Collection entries
>> start
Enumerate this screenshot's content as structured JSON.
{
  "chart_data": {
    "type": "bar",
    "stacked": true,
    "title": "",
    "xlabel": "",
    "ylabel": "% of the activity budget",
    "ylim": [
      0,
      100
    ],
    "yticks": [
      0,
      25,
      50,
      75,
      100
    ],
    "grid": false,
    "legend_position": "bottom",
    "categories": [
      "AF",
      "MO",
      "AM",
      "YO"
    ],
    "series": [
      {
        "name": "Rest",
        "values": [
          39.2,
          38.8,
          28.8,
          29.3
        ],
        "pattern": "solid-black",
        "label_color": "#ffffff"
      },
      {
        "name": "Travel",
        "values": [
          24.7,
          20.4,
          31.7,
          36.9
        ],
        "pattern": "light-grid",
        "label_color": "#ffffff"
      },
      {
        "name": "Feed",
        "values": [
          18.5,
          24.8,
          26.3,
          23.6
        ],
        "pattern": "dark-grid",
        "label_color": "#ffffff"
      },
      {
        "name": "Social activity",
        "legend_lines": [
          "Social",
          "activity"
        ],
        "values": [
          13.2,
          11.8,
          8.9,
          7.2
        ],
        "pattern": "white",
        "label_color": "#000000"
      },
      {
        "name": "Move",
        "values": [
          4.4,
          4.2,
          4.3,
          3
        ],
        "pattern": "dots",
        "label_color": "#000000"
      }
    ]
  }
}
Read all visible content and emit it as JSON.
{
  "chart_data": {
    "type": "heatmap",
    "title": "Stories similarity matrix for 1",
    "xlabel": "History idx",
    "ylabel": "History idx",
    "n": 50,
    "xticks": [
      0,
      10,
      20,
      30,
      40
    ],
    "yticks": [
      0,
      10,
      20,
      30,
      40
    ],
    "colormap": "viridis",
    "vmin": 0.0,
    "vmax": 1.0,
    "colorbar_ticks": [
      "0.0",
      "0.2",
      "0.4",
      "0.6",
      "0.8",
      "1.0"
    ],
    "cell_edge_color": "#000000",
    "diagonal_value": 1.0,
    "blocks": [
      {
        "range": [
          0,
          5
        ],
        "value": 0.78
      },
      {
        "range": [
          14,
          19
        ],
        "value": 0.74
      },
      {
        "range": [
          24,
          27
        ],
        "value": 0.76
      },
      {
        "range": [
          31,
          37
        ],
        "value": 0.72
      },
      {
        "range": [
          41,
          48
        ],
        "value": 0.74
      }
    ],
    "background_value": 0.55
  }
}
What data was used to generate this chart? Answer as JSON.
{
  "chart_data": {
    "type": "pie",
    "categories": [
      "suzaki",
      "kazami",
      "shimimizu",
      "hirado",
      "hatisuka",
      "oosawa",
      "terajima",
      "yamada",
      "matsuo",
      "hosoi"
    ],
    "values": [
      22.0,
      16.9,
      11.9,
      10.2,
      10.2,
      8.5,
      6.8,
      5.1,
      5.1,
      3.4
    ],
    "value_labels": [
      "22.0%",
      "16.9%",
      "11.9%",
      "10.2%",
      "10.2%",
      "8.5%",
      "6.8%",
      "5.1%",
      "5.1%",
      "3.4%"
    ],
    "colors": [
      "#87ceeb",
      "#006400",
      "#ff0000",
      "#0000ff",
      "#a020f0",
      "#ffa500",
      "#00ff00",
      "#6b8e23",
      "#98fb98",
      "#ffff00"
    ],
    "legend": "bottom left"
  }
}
>> end
Repeat only the stretch of lines starting at the one containing "What data was" and running to the final line of the entries above.

What data was used to generate this chart? Answer as JSON.
{
  "chart_data": {
    "type": "pie",
    "categories": [
      "suzaki",
      "kazami",
      "shimimizu",
      "hirado",
      "hatisuka",
      "oosawa",
      "terajima",
      "yamada",
      "matsuo",
      "hosoi"
    ],
    "values": [
      22.0,
      16.9,
      11.9,
      10.2,
      10.2,
      8.5,
      6.8,
      5.1,
      5.1,
      3.4
    ],
    "value_labels": [
      "22.0%",
      "16.9%",
      "11.9%",
      "10.2%",
      "10.2%",
      "8.5%",
      "6.8%",
      "5.1%",
      "5.1%",
      "3.4%"
    ],
    "colors": [
      "#87ceeb",
      "#006400",
      "#ff0000",
      "#0000ff",
      "#a020f0",
      "#ffa500",
      "#00ff00",
      "#6b8e23",
      "#98fb98",
      "#ffff00"
    ],
    "legend": "bottom left"
  }
}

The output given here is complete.